**STORED RECORDS**
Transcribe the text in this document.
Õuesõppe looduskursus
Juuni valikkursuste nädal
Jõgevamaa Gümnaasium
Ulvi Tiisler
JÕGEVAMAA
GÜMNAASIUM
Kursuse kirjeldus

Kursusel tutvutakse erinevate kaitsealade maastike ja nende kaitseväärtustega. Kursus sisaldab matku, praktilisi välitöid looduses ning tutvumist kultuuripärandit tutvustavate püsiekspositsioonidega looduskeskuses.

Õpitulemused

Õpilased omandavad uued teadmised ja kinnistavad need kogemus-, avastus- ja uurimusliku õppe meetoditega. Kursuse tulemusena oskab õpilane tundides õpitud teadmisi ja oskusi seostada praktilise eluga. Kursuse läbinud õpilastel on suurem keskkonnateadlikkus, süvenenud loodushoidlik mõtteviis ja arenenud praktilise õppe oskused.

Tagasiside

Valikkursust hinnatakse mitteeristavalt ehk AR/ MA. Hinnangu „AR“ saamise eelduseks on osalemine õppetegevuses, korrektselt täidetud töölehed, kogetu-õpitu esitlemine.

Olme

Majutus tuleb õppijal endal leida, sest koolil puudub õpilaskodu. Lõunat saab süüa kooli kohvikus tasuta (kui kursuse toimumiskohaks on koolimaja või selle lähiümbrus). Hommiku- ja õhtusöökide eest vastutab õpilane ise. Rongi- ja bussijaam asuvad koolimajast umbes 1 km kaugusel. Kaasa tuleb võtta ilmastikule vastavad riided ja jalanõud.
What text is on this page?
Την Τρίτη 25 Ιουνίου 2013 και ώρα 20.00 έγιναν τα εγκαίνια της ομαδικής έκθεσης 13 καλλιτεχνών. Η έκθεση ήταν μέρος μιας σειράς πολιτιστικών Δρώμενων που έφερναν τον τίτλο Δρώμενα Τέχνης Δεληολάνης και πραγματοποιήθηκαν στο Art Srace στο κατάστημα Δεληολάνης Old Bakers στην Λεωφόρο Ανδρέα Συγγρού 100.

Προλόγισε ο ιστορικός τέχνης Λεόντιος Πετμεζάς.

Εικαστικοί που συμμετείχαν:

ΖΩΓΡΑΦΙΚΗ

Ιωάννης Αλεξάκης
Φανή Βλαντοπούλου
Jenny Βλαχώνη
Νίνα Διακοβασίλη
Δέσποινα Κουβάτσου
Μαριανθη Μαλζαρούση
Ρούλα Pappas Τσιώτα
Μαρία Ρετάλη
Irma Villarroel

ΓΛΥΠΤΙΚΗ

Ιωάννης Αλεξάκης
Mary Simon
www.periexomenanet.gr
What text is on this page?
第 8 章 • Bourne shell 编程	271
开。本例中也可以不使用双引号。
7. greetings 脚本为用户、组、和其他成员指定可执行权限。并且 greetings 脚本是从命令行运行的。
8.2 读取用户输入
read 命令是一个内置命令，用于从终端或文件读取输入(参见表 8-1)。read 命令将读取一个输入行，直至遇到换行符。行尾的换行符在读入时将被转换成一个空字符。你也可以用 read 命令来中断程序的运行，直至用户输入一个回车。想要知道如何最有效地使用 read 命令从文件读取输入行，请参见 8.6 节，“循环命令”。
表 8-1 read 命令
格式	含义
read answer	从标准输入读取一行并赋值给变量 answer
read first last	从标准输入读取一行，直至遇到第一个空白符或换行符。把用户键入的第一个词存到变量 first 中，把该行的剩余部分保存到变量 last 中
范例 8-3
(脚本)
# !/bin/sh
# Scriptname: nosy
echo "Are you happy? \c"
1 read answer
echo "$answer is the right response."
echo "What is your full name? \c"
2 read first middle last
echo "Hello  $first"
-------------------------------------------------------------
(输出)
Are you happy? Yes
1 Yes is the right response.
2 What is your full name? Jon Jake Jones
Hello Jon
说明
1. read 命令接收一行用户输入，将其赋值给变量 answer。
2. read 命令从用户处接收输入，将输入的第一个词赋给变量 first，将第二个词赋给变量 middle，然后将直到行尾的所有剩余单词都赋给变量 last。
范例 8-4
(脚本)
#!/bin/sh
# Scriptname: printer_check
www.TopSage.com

**EXERCISE**
Reproduce every line of the listing above in which the string "echo" appears.

**OUTPUT**
echo "Are you happy? \c"
echo "$answer is the right response."
echo "What is your full name? \c"
echo "Hello  $first"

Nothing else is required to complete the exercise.